◆ Instructions to follow ◆
Omit all pictures and give the records below again exactly as written.

Rows from a figure dataset:

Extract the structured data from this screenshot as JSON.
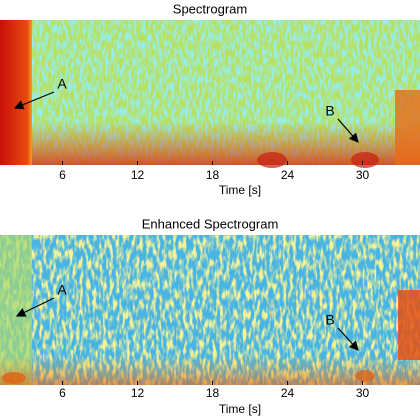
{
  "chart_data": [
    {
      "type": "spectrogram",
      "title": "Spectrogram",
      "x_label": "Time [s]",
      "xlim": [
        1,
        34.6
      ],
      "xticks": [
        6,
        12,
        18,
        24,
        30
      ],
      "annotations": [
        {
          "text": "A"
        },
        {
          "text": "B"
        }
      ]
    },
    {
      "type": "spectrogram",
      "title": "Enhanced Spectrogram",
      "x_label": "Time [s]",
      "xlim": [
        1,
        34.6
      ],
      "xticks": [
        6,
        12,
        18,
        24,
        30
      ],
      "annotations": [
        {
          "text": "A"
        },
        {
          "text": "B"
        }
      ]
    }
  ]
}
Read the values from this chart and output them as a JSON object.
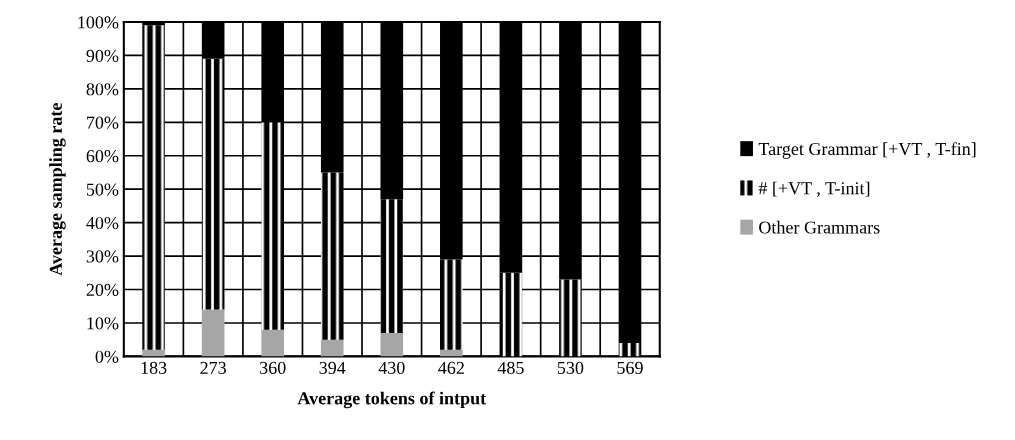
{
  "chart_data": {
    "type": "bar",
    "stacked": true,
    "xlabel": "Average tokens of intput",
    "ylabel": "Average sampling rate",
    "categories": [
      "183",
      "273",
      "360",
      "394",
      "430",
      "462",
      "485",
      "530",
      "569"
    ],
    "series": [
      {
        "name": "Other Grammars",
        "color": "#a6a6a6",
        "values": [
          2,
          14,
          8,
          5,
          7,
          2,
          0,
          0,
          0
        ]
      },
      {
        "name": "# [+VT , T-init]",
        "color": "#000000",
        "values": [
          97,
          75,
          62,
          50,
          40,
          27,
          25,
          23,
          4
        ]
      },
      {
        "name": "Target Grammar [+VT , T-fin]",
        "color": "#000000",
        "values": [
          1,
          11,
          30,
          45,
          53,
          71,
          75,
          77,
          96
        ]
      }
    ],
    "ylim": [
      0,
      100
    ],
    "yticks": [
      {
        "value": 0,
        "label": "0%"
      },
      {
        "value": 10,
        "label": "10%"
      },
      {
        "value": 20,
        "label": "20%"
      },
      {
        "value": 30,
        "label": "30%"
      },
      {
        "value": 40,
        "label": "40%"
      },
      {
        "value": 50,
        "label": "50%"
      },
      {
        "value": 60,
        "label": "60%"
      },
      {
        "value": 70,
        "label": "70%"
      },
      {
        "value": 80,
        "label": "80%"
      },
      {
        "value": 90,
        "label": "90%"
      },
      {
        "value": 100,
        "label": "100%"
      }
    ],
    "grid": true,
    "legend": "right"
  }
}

◆ Solution to the exercise ◆
Extract the structured data from this screenshot as JSON.
{
  "chart_data": [
    {
      "type": "spectrogram",
      "title": "Spectrogram",
      "x_label": "Time [s]",
      "xlim": [
        1,
        34.6
      ],
      "xticks": [
        6,
        12,
        18,
        24,
        30
      ],
      "annotations": [
        {
          "text": "A"
        },
        {
          "text": "B"
        }
      ]
    },
    {
      "type": "spectrogram",
      "title": "Enhanced Spectrogram",
      "x_label": "Time [s]",
      "xlim": [
        1,
        34.6
      ],
      "xticks": [
        6,
        12,
        18,
        24,
        30
      ],
      "annotations": [
        {
          "text": "A"
        },
        {
          "text": "B"
        }
      ]
    }
  ]
}
Read the values from this chart and output them as a JSON object.
{
  "chart_data": {
    "type": "bar",
    "stacked": true,
    "xlabel": "Average tokens of intput",
    "ylabel": "Average sampling rate",
    "categories": [
      "183",
      "273",
      "360",
      "394",
      "430",
      "462",
      "485",
      "530",
      "569"
    ],
    "series": [
      {
        "name": "Other Grammars",
        "color": "#a6a6a6",
        "values": [
          2,
          14,
          8,
          5,
          7,
          2,
          0,
          0,
          0
        ]
      },
      {
        "name": "# [+VT , T-init]",
        "color": "#000000",
        "values": [
          97,
          75,
          62,
          50,
          40,
          27,
          25,
          23,
          4
        ]
      },
      {
        "name": "Target Grammar [+VT , T-fin]",
        "color": "#000000",
        "values": [
          1,
          11,
          30,
          45,
          53,
          71,
          75,
          77,
          96
        ]
      }
    ],
    "ylim": [
      0,
      100
    ],
    "yticks": [
      {
        "value": 0,
        "label": "0%"
      },
      {
        "value": 10,
        "label": "10%"
      },
      {
        "value": 20,
        "label": "20%"
      },
      {
        "value": 30,
        "label": "30%"
      },
      {
        "value": 40,
        "label": "40%"
      },
      {
        "value": 50,
        "label": "50%"
      },
      {
        "value": 60,
        "label": "60%"
      },
      {
        "value": 70,
        "label": "70%"
      },
      {
        "value": 80,
        "label": "80%"
      },
      {
        "value": 90,
        "label": "90%"
      },
      {
        "value": 100,
        "label": "100%"
      }
    ],
    "grid": true,
    "legend": "right"
  }
}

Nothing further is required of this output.